Set task - Return the number of lines holding "status", with nothing added.

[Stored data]
►

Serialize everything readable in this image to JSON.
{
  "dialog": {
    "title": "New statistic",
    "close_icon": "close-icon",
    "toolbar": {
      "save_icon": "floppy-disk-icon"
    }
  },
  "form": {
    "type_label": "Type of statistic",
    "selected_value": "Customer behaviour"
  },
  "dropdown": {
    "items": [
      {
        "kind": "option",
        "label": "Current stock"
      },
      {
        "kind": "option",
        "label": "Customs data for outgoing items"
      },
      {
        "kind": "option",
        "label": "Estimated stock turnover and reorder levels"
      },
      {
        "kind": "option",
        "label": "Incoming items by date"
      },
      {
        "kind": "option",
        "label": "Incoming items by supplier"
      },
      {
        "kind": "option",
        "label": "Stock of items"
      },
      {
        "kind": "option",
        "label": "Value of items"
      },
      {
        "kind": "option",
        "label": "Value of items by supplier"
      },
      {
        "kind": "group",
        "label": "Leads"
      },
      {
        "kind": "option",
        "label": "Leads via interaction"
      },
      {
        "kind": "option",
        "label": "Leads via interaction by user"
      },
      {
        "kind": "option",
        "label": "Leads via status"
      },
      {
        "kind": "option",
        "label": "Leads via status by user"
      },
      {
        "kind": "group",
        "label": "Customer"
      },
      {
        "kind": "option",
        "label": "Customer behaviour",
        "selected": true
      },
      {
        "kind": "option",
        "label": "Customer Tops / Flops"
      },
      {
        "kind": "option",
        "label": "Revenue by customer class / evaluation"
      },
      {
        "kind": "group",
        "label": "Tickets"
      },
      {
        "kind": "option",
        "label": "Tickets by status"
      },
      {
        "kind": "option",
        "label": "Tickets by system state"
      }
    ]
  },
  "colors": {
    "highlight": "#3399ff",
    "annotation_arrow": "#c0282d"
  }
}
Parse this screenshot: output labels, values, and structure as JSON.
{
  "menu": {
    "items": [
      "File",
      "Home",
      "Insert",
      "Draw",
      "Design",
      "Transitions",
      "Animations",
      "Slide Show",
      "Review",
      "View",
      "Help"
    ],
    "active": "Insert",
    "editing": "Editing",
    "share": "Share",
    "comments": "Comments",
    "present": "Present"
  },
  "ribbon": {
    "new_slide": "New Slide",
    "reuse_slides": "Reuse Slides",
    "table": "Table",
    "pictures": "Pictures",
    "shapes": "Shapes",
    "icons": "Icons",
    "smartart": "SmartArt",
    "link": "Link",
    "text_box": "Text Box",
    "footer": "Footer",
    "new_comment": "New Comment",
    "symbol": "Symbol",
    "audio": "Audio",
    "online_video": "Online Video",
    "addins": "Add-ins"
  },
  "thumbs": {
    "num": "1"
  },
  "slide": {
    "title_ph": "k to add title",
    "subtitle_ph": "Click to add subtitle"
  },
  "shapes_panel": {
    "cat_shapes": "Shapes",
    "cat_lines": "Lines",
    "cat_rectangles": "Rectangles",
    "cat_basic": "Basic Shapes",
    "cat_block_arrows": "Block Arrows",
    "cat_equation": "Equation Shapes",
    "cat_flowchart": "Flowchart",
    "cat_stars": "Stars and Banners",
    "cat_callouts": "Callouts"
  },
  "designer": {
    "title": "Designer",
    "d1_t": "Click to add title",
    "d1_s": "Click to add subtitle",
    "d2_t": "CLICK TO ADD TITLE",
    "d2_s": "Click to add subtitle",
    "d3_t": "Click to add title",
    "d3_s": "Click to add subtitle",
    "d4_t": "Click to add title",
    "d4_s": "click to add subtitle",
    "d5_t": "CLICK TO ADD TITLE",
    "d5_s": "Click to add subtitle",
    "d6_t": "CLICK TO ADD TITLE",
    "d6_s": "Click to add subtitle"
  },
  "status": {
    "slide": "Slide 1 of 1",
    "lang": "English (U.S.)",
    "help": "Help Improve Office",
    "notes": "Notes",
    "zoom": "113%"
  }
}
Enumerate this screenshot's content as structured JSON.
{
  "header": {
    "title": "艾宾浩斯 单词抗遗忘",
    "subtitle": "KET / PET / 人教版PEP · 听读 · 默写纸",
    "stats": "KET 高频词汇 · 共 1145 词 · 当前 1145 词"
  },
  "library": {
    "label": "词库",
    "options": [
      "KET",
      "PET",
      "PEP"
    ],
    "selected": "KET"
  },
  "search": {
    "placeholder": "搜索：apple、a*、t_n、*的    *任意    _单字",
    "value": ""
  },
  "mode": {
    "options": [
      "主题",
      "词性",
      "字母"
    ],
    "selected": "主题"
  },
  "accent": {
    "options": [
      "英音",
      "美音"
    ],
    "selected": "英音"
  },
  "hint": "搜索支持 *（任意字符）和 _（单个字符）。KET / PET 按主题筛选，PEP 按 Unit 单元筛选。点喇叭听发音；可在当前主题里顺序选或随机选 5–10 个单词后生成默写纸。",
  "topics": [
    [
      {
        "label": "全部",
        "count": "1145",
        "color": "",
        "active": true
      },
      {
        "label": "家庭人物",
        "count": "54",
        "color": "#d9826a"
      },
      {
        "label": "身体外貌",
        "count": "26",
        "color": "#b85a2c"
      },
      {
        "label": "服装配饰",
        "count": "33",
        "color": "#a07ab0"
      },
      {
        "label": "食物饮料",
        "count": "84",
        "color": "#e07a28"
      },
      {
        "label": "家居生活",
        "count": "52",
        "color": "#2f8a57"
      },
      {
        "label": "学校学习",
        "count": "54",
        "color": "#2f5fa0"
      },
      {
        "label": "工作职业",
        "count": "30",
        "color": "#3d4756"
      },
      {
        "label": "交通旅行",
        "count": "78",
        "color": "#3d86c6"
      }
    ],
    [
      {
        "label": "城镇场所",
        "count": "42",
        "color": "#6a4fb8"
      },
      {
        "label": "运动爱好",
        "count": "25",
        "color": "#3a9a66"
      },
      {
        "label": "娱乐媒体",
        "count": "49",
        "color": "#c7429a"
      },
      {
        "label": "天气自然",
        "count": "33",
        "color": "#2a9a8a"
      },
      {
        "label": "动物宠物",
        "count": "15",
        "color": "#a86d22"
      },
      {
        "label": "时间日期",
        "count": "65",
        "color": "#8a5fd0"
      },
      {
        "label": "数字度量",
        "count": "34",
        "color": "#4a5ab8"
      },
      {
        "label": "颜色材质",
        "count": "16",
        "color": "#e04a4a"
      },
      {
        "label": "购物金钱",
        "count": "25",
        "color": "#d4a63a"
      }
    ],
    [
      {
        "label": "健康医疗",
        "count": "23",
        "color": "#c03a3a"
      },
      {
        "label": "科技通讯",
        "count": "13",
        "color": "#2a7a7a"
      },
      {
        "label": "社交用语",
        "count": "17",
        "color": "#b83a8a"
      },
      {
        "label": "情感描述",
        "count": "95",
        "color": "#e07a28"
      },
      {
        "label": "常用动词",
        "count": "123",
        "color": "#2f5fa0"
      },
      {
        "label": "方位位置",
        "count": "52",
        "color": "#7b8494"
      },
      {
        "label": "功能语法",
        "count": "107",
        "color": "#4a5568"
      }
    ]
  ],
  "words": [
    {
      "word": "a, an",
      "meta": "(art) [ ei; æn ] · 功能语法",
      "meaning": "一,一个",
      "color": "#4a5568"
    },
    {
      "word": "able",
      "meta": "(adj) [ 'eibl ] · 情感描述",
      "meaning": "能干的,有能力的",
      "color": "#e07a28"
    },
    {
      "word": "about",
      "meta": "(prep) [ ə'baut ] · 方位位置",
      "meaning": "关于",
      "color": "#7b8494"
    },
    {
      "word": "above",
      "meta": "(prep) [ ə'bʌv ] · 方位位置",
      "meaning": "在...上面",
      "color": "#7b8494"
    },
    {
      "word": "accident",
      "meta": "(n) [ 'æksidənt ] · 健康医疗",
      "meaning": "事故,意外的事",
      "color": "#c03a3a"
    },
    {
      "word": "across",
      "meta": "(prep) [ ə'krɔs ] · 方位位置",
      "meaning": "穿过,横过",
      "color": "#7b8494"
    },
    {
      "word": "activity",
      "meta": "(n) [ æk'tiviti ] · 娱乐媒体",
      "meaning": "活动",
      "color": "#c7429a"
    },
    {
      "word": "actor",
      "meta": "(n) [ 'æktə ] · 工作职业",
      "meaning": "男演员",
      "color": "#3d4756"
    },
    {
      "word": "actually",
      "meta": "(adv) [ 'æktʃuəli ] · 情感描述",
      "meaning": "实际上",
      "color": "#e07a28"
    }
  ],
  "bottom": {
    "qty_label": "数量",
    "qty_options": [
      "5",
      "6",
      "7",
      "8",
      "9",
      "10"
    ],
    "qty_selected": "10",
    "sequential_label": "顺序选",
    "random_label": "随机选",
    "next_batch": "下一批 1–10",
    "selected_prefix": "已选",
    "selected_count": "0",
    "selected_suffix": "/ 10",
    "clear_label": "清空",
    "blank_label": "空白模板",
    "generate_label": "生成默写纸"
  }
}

◄

Written answer - 4